_Stated exercise_
Answer with the number of lines in the listing below that contain the word "如图所示", and nothing else.

_Dataset extract_

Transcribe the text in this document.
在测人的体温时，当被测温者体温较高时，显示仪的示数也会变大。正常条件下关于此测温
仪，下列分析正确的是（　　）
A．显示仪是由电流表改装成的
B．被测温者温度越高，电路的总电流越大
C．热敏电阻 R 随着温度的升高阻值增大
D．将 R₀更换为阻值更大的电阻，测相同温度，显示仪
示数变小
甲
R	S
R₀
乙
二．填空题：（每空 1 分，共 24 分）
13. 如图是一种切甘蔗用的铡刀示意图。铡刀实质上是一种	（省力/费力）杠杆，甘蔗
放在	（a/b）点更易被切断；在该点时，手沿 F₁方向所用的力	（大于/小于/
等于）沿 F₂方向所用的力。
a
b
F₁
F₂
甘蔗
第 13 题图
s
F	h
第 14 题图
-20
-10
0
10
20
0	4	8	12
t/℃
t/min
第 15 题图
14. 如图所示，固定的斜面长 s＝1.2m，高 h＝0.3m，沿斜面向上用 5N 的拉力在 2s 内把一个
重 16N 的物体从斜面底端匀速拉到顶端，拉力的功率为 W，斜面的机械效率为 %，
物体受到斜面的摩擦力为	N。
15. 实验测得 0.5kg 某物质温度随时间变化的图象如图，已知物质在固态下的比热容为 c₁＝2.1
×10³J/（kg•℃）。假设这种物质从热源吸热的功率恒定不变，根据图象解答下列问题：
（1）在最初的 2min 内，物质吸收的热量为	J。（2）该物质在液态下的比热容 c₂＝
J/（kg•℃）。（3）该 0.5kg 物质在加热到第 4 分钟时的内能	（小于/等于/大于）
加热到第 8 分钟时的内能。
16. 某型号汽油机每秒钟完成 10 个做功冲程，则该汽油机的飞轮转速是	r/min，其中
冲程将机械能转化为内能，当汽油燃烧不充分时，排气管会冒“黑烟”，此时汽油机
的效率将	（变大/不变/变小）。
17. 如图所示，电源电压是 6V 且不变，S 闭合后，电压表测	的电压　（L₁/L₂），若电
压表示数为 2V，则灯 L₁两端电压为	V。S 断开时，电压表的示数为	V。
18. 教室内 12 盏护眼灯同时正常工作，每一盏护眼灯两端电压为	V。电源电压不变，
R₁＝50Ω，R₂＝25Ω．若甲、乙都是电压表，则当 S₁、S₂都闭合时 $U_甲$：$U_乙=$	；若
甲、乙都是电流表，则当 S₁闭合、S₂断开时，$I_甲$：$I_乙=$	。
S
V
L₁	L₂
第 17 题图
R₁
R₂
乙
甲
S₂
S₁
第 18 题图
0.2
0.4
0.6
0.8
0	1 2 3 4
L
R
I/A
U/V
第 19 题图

_Completed exercise_
2